■ **Instructions to follow**
Write the material out again in full, exactly.

■ **Provided material**

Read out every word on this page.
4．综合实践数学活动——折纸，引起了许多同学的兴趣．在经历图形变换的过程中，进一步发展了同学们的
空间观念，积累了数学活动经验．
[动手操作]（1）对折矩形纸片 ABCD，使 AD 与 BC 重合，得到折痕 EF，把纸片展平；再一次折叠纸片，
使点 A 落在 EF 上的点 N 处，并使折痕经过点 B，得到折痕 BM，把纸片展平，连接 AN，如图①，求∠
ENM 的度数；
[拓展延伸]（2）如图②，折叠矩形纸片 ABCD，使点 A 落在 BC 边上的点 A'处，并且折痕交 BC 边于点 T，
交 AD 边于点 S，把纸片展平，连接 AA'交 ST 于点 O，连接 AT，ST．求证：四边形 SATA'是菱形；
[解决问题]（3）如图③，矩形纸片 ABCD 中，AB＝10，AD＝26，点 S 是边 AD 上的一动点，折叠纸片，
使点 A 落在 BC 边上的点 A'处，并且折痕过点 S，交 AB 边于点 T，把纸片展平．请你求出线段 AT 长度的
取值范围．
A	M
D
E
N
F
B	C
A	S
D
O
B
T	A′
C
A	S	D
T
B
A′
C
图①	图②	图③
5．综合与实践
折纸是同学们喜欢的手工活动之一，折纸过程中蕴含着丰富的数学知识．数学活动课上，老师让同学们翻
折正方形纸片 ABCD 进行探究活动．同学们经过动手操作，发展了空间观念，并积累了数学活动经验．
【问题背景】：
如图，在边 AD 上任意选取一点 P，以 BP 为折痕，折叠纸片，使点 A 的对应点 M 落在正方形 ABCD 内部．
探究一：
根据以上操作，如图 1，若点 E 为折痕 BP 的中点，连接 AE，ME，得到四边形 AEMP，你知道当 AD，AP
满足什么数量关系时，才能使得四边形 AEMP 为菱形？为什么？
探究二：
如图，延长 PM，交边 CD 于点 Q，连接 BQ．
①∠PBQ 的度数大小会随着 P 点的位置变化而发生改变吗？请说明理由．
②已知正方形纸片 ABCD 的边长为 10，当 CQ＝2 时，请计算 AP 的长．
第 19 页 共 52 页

■ **Worked solution**
Read out every word on this page.
4．综合实践数学活动——折纸，引起了许多同学的兴趣．在经历图形变换的过程中，进一步发展了同学们的
空间观念，积累了数学活动经验．
[动手操作]（1）对折矩形纸片 ABCD，使 AD 与 BC 重合，得到折痕 EF，把纸片展平；再一次折叠纸片，
使点 A 落在 EF 上的点 N 处，并使折痕经过点 B，得到折痕 BM，把纸片展平，连接 AN，如图①，求∠
ENM 的度数；
[拓展延伸]（2）如图②，折叠矩形纸片 ABCD，使点 A 落在 BC 边上的点 A'处，并且折痕交 BC 边于点 T，
交 AD 边于点 S，把纸片展平，连接 AA'交 ST 于点 O，连接 AT，ST．求证：四边形 SATA'是菱形；
[解决问题]（3）如图③，矩形纸片 ABCD 中，AB＝10，AD＝26，点 S 是边 AD 上的一动点，折叠纸片，
使点 A 落在 BC 边上的点 A'处，并且折痕过点 S，交 AB 边于点 T，把纸片展平．请你求出线段 AT 长度的
取值范围．
A	M
D
E
N
F
B	C
A	S
D
O
B
T	A′
C
A	S	D
T
B
A′
C
图①	图②	图③
5．综合与实践
折纸是同学们喜欢的手工活动之一，折纸过程中蕴含着丰富的数学知识．数学活动课上，老师让同学们翻
折正方形纸片 ABCD 进行探究活动．同学们经过动手操作，发展了空间观念，并积累了数学活动经验．
【问题背景】：
如图，在边 AD 上任意选取一点 P，以 BP 为折痕，折叠纸片，使点 A 的对应点 M 落在正方形 ABCD 内部．
探究一：
根据以上操作，如图 1，若点 E 为折痕 BP 的中点，连接 AE，ME，得到四边形 AEMP，你知道当 AD，AP
满足什么数量关系时，才能使得四边形 AEMP 为菱形？为什么？
探究二：
如图，延长 PM，交边 CD 于点 Q，连接 BQ．
①∠PBQ 的度数大小会随着 P 点的位置变化而发生改变吗？请说明理由．
②已知正方形纸片 ABCD 的边长为 10，当 CQ＝2 时，请计算 AP 的长．
第 19 页 共 52 页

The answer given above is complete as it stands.